• **Aim**
Say how many lines of these entries include the word "Empfängers", and answer with the number alone.

• **Material**
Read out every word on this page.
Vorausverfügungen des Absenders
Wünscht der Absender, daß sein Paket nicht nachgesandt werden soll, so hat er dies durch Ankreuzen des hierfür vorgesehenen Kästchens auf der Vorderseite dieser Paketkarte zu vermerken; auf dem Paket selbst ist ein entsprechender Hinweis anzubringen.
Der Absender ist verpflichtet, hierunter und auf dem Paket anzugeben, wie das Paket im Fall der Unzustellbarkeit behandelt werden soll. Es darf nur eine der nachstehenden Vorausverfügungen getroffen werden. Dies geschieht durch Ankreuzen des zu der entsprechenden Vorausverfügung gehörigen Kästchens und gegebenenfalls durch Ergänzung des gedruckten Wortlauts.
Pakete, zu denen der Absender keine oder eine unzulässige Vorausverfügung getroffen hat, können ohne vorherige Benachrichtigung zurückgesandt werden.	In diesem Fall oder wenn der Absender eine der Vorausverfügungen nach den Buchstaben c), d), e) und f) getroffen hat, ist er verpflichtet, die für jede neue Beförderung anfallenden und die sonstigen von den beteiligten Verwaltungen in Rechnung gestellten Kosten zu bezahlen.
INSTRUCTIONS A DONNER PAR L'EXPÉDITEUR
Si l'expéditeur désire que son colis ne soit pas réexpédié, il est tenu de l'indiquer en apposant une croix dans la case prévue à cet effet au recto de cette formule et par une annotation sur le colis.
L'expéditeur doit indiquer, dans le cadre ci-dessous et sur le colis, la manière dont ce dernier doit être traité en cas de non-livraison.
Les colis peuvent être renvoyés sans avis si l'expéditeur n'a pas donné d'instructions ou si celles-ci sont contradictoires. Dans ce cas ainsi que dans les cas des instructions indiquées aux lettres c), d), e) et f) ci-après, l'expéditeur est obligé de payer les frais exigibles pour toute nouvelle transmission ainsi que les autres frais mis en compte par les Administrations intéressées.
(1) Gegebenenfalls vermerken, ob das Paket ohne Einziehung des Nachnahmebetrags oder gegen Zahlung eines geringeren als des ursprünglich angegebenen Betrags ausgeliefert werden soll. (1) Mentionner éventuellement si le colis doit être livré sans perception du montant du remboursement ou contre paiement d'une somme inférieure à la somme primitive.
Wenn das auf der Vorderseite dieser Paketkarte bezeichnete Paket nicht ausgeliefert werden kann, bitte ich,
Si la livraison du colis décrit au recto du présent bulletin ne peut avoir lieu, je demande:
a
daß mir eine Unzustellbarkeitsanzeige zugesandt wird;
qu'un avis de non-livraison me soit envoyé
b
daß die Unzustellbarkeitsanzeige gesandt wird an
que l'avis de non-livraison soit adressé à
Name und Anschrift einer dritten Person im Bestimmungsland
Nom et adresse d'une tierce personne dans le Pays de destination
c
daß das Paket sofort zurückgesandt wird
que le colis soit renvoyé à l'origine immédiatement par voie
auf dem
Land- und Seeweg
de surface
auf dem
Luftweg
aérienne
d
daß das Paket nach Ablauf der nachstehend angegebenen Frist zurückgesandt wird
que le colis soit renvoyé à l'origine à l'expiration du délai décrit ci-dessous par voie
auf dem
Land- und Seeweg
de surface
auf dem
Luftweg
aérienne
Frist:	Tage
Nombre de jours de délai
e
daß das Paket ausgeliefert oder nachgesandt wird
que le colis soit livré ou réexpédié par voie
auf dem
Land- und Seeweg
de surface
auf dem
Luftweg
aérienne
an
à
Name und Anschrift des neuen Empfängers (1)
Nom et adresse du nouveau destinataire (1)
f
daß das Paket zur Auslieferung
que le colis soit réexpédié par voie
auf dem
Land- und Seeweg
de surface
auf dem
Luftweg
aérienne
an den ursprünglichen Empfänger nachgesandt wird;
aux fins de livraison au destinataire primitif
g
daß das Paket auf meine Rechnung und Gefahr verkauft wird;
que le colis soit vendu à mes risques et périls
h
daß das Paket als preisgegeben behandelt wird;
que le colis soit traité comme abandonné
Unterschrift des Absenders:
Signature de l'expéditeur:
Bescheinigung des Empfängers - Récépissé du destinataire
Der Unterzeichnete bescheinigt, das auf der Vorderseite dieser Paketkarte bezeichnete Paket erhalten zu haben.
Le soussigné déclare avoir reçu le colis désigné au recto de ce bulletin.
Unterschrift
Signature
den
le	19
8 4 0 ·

• **Answer below**
2